:: TRAVAIL À FAIRE ::
a: Répondez à ces questions d'après la page sur Opération Sweet Tooth.
(i) Quel personnage est la narratrice du roman ?
(ii) Par quoi est engendrée la crise qui plonge Londres dans la tourmente ?
(iii) Quels événements ponctuent le récit ?
b: Prolongez la page sur Opération Sweet Tooth à partir de son dernier message.

:: EXTRAIT DU DOCUMENT ::
☆ ☆ ☆
Narratrice et personnage central de cette intrigue, Serena n’a pourtant rien d’une héroïne. Sa candeur, son manque d’ambition comme d’intérêt pour le monde qui l’entoure, son discernement déficient ne peuvent qu’étonner le lecteur. Autour d’elle gravitent des personnages secondaires manifestement dotés de plus grandes qualités. Et, à mesure que le récit avance, on se doute que l’auteur réserve un dénouement surprenant. On s’interroge sur le peu de résultats obtenus par le service de renseignement où sévit Serena. Alors on savoure chaque page, en attendant que frappe la foudre. Le tableau d’un Londres (et, au-delà, du Royaume-Uni) plongé dans la tourmente d’une crise engendrée par le premier choc pétrolier, où les moeurs s’infléchissent peu à peu malgré la résistance de traditions séculaires, est parfaitement lisible en arrière-plan. Les troubles en Ulster comme les grèves de mineurs ponctuent le récit, et lui donnent une profondeur historique. Les écrits de Tom Haley, que le lecteur découvre en même temps que Serena, font contrepoint, dénonçant les travers d’une époque autant que de l’idéologie dominante. La fiction se nourrit des faits réels et n’en est que plus vraisemblable, comme souvent chez Ian McEwan. Et quand vient la chute, aux anges, on en redemande.
Opération Sweet Tooth, Ian McEwan, 2012.
Merci, Mélanie !
Ce roman est dans ma PAL. A la lecture de ton avis je me dois de vite l’en sortir! 😉
Oh que oui ! sors le vite de ta PAL.
☆ ☆ ☆
:: RELEVÉ DES DONNÉES ::
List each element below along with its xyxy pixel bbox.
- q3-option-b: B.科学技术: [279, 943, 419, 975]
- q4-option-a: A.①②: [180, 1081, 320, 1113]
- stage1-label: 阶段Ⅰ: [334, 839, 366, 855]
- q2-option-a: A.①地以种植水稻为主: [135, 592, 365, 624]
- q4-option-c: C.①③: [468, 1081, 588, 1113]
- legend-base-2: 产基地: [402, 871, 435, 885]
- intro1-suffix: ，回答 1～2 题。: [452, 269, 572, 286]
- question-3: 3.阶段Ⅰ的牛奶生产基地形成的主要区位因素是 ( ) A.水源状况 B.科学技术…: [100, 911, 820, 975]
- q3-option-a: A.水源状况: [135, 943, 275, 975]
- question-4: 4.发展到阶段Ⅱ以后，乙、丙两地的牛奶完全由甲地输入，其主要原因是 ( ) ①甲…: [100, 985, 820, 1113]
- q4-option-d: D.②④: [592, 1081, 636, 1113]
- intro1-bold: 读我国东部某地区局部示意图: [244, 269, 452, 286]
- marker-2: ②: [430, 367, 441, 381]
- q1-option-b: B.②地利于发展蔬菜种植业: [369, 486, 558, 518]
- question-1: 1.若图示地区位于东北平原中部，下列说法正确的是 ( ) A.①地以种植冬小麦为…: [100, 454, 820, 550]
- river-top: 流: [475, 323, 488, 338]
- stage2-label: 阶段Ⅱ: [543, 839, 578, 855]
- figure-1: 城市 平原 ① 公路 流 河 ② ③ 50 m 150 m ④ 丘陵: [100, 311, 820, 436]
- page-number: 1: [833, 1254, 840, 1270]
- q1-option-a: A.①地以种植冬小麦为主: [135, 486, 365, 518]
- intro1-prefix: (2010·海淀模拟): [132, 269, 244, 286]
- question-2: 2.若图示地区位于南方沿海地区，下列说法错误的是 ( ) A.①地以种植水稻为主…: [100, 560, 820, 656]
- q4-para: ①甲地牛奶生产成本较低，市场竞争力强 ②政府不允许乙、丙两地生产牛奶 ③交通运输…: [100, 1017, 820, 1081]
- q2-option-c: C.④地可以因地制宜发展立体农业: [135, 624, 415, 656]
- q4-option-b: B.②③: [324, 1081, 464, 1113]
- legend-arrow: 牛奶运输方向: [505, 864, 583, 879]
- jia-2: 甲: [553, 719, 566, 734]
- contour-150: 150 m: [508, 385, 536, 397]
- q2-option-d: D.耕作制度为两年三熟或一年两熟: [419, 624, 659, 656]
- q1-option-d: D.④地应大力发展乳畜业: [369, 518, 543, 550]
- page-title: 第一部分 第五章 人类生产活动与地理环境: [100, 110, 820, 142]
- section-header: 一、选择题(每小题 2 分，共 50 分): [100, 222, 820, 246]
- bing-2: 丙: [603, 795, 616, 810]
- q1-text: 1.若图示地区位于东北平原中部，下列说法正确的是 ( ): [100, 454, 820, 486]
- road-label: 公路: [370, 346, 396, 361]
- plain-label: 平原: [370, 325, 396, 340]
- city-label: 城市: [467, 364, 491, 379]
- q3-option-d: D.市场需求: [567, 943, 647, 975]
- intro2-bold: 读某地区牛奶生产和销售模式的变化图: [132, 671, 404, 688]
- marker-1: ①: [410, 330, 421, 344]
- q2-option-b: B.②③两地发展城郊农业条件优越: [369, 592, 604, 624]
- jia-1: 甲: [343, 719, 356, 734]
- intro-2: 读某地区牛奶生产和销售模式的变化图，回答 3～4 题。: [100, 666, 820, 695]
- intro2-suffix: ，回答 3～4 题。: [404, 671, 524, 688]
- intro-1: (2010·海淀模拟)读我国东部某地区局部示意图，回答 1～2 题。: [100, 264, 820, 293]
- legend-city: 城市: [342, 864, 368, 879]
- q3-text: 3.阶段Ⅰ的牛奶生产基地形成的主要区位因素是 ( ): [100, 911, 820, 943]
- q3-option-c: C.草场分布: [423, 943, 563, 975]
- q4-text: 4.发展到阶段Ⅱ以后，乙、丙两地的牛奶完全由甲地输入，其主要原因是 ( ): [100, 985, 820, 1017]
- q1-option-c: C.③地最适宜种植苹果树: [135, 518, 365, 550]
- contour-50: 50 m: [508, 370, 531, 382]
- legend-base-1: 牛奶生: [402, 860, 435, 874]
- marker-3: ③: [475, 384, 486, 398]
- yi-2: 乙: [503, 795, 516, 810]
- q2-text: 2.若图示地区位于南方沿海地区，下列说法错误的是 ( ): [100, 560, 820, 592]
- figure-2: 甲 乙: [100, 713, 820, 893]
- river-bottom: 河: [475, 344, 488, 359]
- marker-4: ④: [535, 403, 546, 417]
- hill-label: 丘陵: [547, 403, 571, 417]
☆ ☆ ☆
:: RÉPONSES PAR TÂCHE ::
a:
(i) Serena.
(ii) Par le premier choc pétrolier.
(iii) Les troubles en Ulster et les grèves de mineurs.

b:
Heureuse que tu aies aimé! Tu comprends mieux maintenant comment la fin a pu effacer tous mes doutes et mon irritation face à ce personnage féminin à la psychologie plus qu’étrange. 😉
Encore merci ! J’ai en effet compris tous tes sous-entendus en lisant le dernier chapitre. 🙂
La fin est parfaite! J’ai dévoré tout le roman, d’ailleurs!
Une autre fin aurait sans doute gâché le roman. Je comprends mieux l’enthousiasme de ton billet. 😉
Je pense qu’il pourrait me plaire aussi !
C’est tout à fait possible ! Un petit cadeau d’anniversaire, peut-être ?
Déjà noté, et je le souligne…
Et en rouge, si tu veux !
C’est noté !!
Oh oui, tu peux !
Rebonsoir, j’ai moi aussi beaucoup apprécié ce roman plaisant et quel talent de la part de l’écrivain de se mettre dans « la peau » d’une jeune fille. Bonne soirée.
C’est un petit tour de force qui fait son effet, même si on s’en doute un peu à mesure qu’avance la lecture.